> **What to do**
For the material that follows, list every line containing the word "subtitle".

[Entries with figure data]
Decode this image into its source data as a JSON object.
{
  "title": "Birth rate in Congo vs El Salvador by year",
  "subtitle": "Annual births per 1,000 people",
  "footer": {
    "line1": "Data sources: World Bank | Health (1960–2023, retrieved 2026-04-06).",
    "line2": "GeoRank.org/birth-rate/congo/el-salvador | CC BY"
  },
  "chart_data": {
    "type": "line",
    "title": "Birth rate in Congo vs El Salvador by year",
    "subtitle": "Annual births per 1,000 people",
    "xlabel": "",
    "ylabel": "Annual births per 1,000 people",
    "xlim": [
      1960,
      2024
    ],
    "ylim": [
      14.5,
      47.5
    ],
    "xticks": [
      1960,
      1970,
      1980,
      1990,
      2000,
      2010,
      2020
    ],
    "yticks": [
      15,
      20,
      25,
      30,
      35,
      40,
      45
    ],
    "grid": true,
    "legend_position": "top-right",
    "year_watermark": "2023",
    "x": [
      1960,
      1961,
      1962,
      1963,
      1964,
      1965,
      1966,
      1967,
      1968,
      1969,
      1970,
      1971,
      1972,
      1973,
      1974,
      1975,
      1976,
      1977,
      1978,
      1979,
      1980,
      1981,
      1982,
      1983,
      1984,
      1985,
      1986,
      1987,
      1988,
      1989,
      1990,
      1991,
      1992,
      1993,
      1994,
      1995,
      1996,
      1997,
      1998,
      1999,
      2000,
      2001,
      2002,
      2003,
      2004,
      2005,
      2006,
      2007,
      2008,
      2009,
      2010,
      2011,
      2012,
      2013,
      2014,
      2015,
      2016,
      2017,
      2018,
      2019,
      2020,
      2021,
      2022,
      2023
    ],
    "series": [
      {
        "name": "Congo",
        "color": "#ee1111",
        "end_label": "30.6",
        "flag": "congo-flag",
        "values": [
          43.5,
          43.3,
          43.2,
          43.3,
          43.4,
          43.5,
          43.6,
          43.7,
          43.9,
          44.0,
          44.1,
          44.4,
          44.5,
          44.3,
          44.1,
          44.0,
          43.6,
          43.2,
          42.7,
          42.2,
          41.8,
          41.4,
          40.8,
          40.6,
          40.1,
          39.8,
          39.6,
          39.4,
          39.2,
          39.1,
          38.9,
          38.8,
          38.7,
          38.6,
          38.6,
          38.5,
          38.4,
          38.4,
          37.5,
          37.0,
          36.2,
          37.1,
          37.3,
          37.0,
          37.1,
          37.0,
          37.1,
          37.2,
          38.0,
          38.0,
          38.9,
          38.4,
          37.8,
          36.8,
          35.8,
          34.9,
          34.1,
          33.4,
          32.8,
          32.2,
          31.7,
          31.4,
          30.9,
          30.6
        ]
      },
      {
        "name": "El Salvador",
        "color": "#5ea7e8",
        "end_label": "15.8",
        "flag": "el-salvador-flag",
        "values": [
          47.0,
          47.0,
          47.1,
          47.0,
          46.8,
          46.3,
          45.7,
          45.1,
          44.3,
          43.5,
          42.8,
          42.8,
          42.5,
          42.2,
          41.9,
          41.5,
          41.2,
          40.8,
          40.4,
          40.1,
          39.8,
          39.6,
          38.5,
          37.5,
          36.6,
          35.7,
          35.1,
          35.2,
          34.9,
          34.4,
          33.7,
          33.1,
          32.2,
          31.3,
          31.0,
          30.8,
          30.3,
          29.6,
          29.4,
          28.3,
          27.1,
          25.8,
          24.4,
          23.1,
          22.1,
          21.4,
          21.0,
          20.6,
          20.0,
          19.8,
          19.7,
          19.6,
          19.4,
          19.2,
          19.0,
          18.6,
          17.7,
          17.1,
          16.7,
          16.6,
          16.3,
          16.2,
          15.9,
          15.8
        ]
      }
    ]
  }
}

> **The completed task**
  "subtitle": "Annual births per 1,000 people",
    "subtitle": "Annual births per 1,000 people",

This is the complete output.